- EXERCISE BRIEF -
Which lines below hold the word "Wouldn"? Report each one.

- LISTED RECORDS -
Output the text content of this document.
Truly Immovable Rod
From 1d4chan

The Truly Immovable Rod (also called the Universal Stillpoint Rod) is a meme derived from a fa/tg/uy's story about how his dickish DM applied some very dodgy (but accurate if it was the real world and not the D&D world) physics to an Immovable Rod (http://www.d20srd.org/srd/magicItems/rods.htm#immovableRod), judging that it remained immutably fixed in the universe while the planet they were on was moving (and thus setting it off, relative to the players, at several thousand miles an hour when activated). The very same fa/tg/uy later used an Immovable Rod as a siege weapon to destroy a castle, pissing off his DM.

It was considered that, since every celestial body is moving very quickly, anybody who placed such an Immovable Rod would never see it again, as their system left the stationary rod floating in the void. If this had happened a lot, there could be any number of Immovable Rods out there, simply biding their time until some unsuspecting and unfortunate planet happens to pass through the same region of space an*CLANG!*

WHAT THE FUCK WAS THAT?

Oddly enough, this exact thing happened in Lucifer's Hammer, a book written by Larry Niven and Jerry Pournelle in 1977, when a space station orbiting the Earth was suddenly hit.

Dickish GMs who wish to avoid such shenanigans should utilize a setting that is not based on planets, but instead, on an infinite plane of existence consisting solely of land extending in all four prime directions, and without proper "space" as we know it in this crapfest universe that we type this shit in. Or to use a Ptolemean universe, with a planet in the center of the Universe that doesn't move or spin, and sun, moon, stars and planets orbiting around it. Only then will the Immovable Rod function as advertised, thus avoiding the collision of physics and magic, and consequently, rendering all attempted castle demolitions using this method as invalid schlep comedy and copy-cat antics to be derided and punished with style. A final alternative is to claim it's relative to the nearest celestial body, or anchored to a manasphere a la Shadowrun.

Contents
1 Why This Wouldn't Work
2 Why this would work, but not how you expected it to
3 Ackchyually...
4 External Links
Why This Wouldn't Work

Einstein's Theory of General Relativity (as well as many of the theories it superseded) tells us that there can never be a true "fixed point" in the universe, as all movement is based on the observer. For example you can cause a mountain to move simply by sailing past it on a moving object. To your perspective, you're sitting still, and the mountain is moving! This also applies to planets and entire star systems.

---

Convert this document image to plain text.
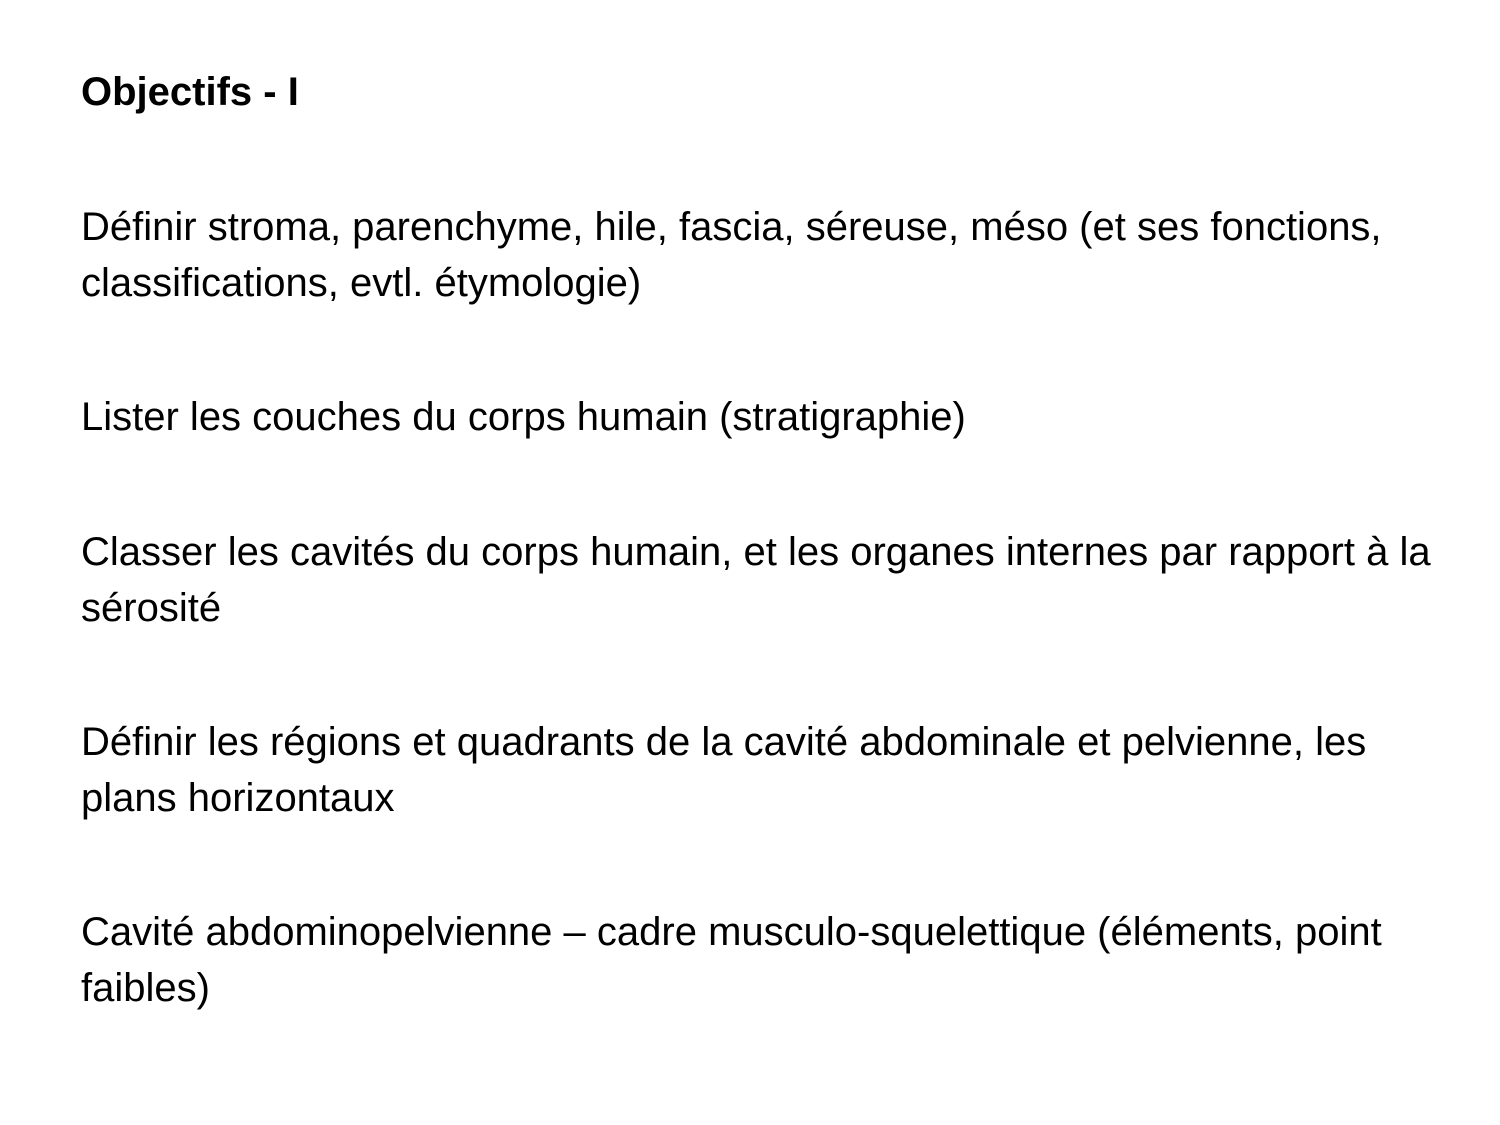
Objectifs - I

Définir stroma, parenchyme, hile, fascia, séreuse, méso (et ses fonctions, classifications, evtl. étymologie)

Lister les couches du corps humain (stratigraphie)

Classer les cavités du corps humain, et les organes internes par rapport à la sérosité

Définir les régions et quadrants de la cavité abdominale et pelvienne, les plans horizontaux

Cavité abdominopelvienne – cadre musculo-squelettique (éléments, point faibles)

- ANSWER -
1 Why This Wouldn't Work
Why This Wouldn't Work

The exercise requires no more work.